[Stored data]
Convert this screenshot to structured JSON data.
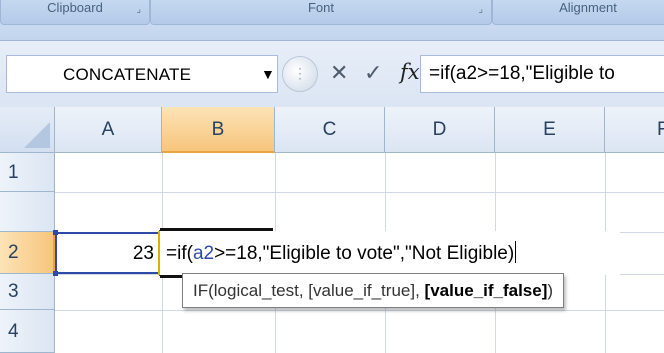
{
  "ribbon": {
    "groups": [
      {
        "label": "Clipboard"
      },
      {
        "label": "Font"
      },
      {
        "label": "Alignment"
      }
    ]
  },
  "formula_bar": {
    "name_box": "CONCATENATE",
    "cancel_symbol": "✕",
    "enter_symbol": "✓",
    "fx_label": "fx",
    "formula": "=if(a2>=18,\"Eligible to"
  },
  "sheet": {
    "columns": [
      "A",
      "B",
      "C",
      "D",
      "E",
      "F"
    ],
    "active_column": "B",
    "rows": [
      "1",
      "2",
      "3",
      "4"
    ],
    "active_row": "2",
    "cells": {
      "A2": "23"
    },
    "editing_cell": "B2",
    "editor": {
      "prefix": "=if(",
      "ref": "a2",
      "suffix": ">=18,\"Eligible to vote\",\"Not Eligible)"
    },
    "tooltip": {
      "fn": "IF(",
      "arg1": "logical_test, ",
      "arg2": "[value_if_true], ",
      "arg3": "[value_if_false]",
      "close": ")"
    }
  },
  "colors": {
    "active_header": "#f7c57d",
    "selection_border": "#2e49a8",
    "ribbon": "#c2d5ee"
  }
}
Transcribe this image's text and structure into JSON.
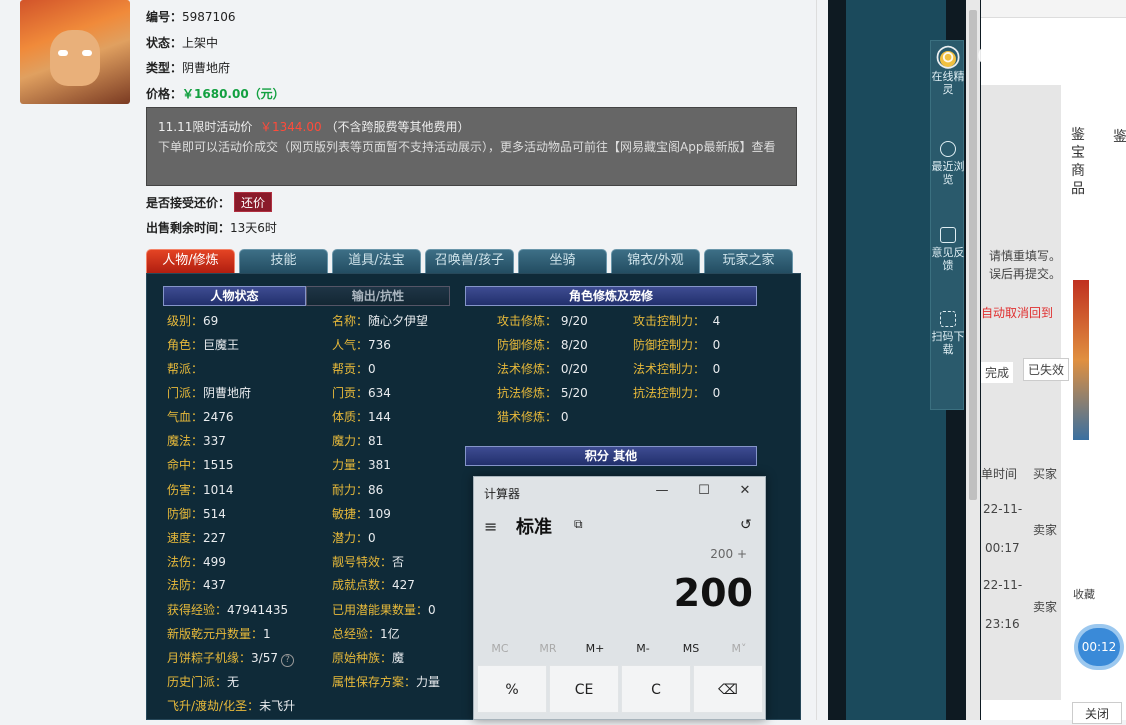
{
  "item": {
    "id_label": "编号：",
    "id": "5987106",
    "status_label": "状态：",
    "status": "上架中",
    "type_label": "类型：",
    "type": "阴曹地府",
    "price_label": "价格：",
    "price": "￥1680.00（元）"
  },
  "promo": {
    "line1_prefix": "11.11限时活动价",
    "line1_price": "￥1344.00",
    "line1_suffix": "（不含跨服费等其他费用）",
    "line2": "下单即可以活动价成交（网页版列表等页面暂不支持活动展示），更多活动物品可前往【网易藏宝阁App最新版】查看"
  },
  "offer": {
    "label": "是否接受还价：",
    "button": "还价"
  },
  "remaining": {
    "label": "出售剩余时间：",
    "value": "13天6时"
  },
  "tabs": [
    "人物/修炼",
    "技能",
    "道具/法宝",
    "召唤兽/孩子",
    "坐骑",
    "锦衣/外观",
    "玩家之家"
  ],
  "panel": {
    "hdr_status": "人物状态",
    "hdr_output": "输出/抗性",
    "hdr_cultivation": "角色修炼及宠修",
    "hdr_points": "积分 其他"
  },
  "stats_left": [
    {
      "k": "级别：",
      "v": "69"
    },
    {
      "k": "角色：",
      "v": "巨魔王"
    },
    {
      "k": "帮派：",
      "v": ""
    },
    {
      "k": "门派：",
      "v": "阴曹地府"
    },
    {
      "k": "气血：",
      "v": "2476"
    },
    {
      "k": "魔法：",
      "v": "337"
    },
    {
      "k": "命中：",
      "v": "1515"
    },
    {
      "k": "伤害：",
      "v": "1014"
    },
    {
      "k": "防御：",
      "v": "514"
    },
    {
      "k": "速度：",
      "v": "227"
    },
    {
      "k": "法伤：",
      "v": "499"
    },
    {
      "k": "法防：",
      "v": "437"
    },
    {
      "k": "获得经验：",
      "v": "47941435"
    },
    {
      "k": "新版乾元丹数量：",
      "v": "1"
    },
    {
      "k": "月饼粽子机缘：",
      "v": "3/57"
    },
    {
      "k": "历史门派：",
      "v": "无"
    },
    {
      "k": "飞升/渡劫/化圣：",
      "v": "未飞升"
    }
  ],
  "stats_mid": [
    {
      "k": "名称：",
      "v": "随心夕伊望"
    },
    {
      "k": "人气：",
      "v": "736"
    },
    {
      "k": "帮贡：",
      "v": "0"
    },
    {
      "k": "门贡：",
      "v": "634"
    },
    {
      "k": "体质：",
      "v": "144"
    },
    {
      "k": "魔力：",
      "v": "81"
    },
    {
      "k": "力量：",
      "v": "381"
    },
    {
      "k": "耐力：",
      "v": "86"
    },
    {
      "k": "敏捷：",
      "v": "109"
    },
    {
      "k": "潜力：",
      "v": "0"
    },
    {
      "k": "靓号特效：",
      "v": "否"
    },
    {
      "k": "成就点数：",
      "v": "427"
    },
    {
      "k": "已用潜能果数量：",
      "v": "0"
    },
    {
      "k": "总经验：",
      "v": "1亿"
    },
    {
      "k": "原始种族：",
      "v": "魔"
    },
    {
      "k": "属性保存方案：",
      "v": "力量"
    }
  ],
  "cultivation": [
    {
      "k": "攻击修炼：",
      "v": "9/20",
      "k2": "攻击控制力：",
      "v2": "4"
    },
    {
      "k": "防御修炼：",
      "v": "8/20",
      "k2": "防御控制力：",
      "v2": "0"
    },
    {
      "k": "法术修炼：",
      "v": "0/20",
      "k2": "法术控制力：",
      "v2": "0"
    },
    {
      "k": "抗法修炼：",
      "v": "5/20",
      "k2": "抗法控制力：",
      "v2": "0"
    },
    {
      "k": "猎术修炼：",
      "v": "0",
      "k2": "",
      "v2": ""
    }
  ],
  "rail": [
    {
      "label": "在线精灵"
    },
    {
      "label": "最近浏览"
    },
    {
      "label": "意见反馈"
    },
    {
      "label": "扫码下载"
    }
  ],
  "calculator": {
    "title": "计算器",
    "mode": "标准",
    "expression": "200 +",
    "display": "200",
    "memory": [
      "MC",
      "MR",
      "M+",
      "M-",
      "MS",
      "M˅"
    ],
    "keys": [
      "%",
      "CE",
      "C",
      "⌫"
    ]
  },
  "right": {
    "vtext1": "鉴宝商品",
    "vtext2": "鉴",
    "line1": "请慎重填写。",
    "line2": "误后再提交。",
    "line3": "自动取消回到",
    "tab1": "完成",
    "tab2": "已失效",
    "col1": "单时间",
    "col2": "买家",
    "row1_date": "22-11-",
    "row1_time": "00:17",
    "row1_buyer": "卖家",
    "row2_date": "22-11-",
    "row2_time": "23:16",
    "row2_buyer": "卖家",
    "fav": "收藏",
    "timer": "00:12",
    "close": "关闭"
  },
  "colors": {
    "price_green": "#12a040",
    "promo_red": "#ff4b3a",
    "tab_active": "#d0321a",
    "stat_gold": "#e7b93a"
  }
}
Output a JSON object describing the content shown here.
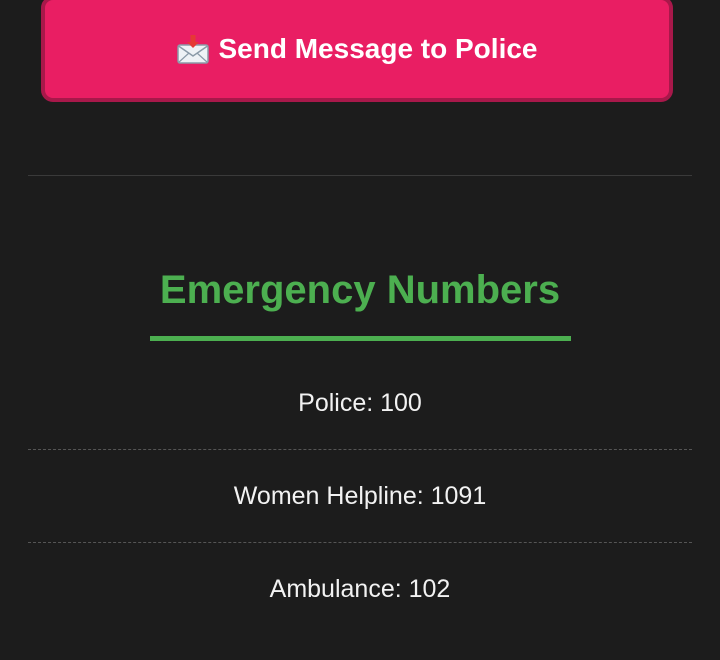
{
  "send_button": {
    "icon": "envelope-with-arrow-icon",
    "label": "Send Message to Police"
  },
  "emergency": {
    "title": "Emergency Numbers",
    "items": [
      {
        "text": "Police: 100"
      },
      {
        "text": "Women Helpline: 1091"
      },
      {
        "text": "Ambulance: 102"
      }
    ]
  },
  "colors": {
    "background": "#1c1c1c",
    "button": "#e91e63",
    "button_border": "#a8184a",
    "heading": "#4caf50",
    "text": "#f2f2f2"
  }
}
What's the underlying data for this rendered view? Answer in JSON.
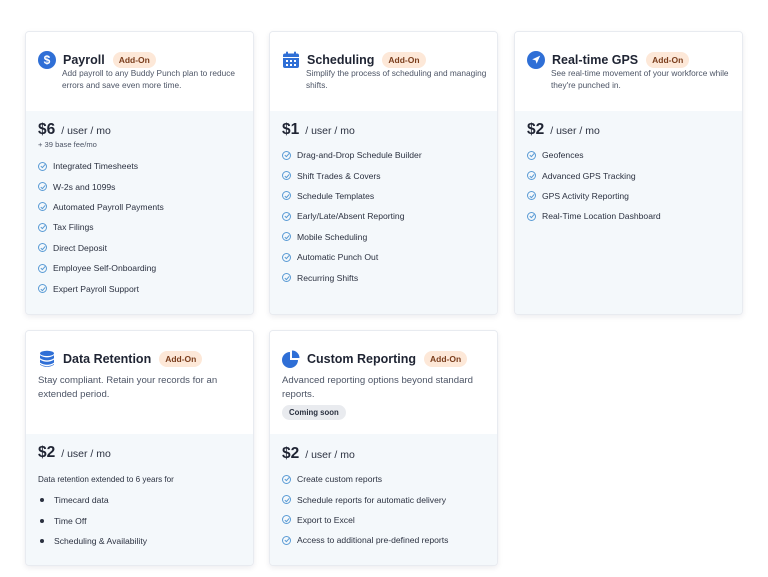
{
  "cards": [
    {
      "icon": "dollar-icon",
      "title": "Payroll",
      "badge": "Add-On",
      "description": "Add payroll to any Buddy Punch plan to reduce errors and save even more time.",
      "price": "$6",
      "unit": "/ user / mo",
      "fee": "+ 39 base fee/mo",
      "features": [
        "Integrated Timesheets",
        "W-2s and 1099s",
        "Automated Payroll Payments",
        "Tax Filings",
        "Direct Deposit",
        "Employee Self-Onboarding",
        "Expert Payroll Support"
      ]
    },
    {
      "icon": "calendar-icon",
      "title": "Scheduling",
      "badge": "Add-On",
      "description": "Simplify the process of scheduling and managing shifts.",
      "price": "$1",
      "unit": "/ user / mo",
      "features": [
        "Drag-and-Drop Schedule Builder",
        "Shift Trades & Covers",
        "Schedule Templates",
        "Early/Late/Absent Reporting",
        "Mobile Scheduling",
        "Automatic Punch Out",
        "Recurring Shifts"
      ]
    },
    {
      "icon": "location-arrow-icon",
      "title": "Real-time GPS",
      "badge": "Add-On",
      "description": "See real-time movement of your workforce while they're punched in.",
      "price": "$2",
      "unit": "/ user / mo",
      "features": [
        "Geofences",
        "Advanced GPS Tracking",
        "GPS Activity Reporting",
        "Real-Time Location Dashboard"
      ]
    },
    {
      "icon": "database-icon",
      "title": "Data Retention",
      "badge": "Add-On",
      "description": "Stay compliant. Retain your records for an extended period.",
      "price": "$2",
      "unit": "/ user / mo",
      "note": "Data retention extended to 6 years for",
      "bullets": [
        "Timecard data",
        "Time Off",
        "Scheduling & Availability"
      ]
    },
    {
      "icon": "pie-chart-icon",
      "title": "Custom Reporting",
      "badge": "Add-On",
      "description": "Advanced reporting options beyond standard reports.",
      "status": "Coming soon",
      "price": "$2",
      "unit": "/ user / mo",
      "features": [
        "Create custom reports",
        "Schedule reports for automatic delivery",
        "Export to Excel",
        "Access to additional pre-defined reports"
      ]
    }
  ],
  "colors": {
    "icon_blue": "#2f6fd6",
    "badge_bg": "#fde8d8",
    "check_blue": "#5a9bd5",
    "body_bg": "#f4f8fb"
  }
}
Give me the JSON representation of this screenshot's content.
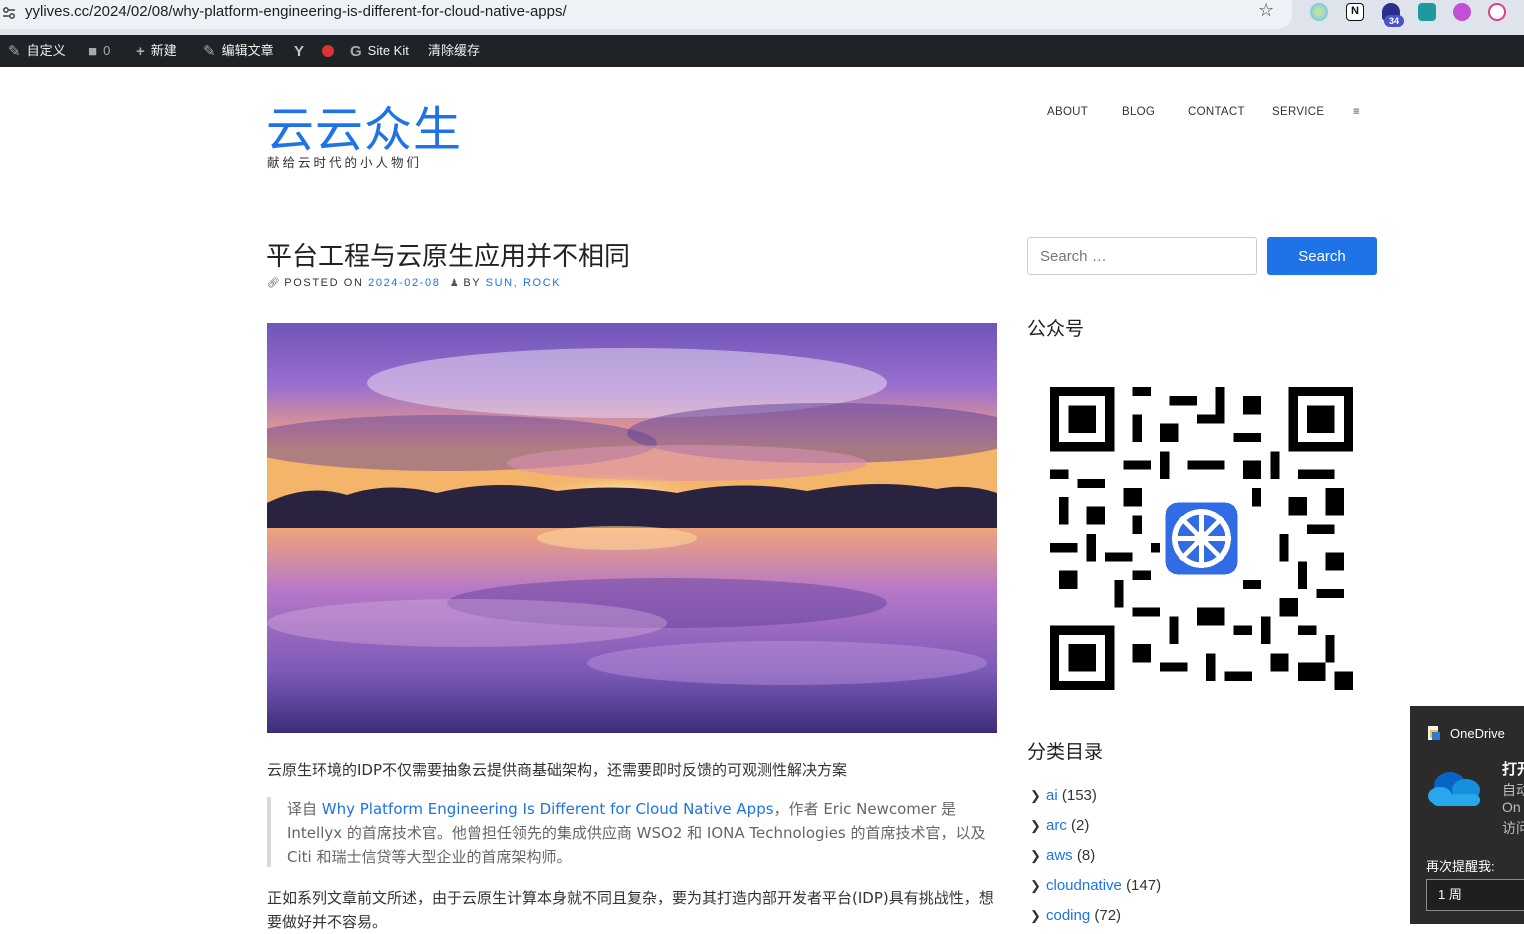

» **SHORT EXERCISE**:
Copy out every line from the data above that has "Police" in it.

» **RESPONSE TO THIS TASK**:
    "label": "Send Message to Police"
        "text": "Police: 100"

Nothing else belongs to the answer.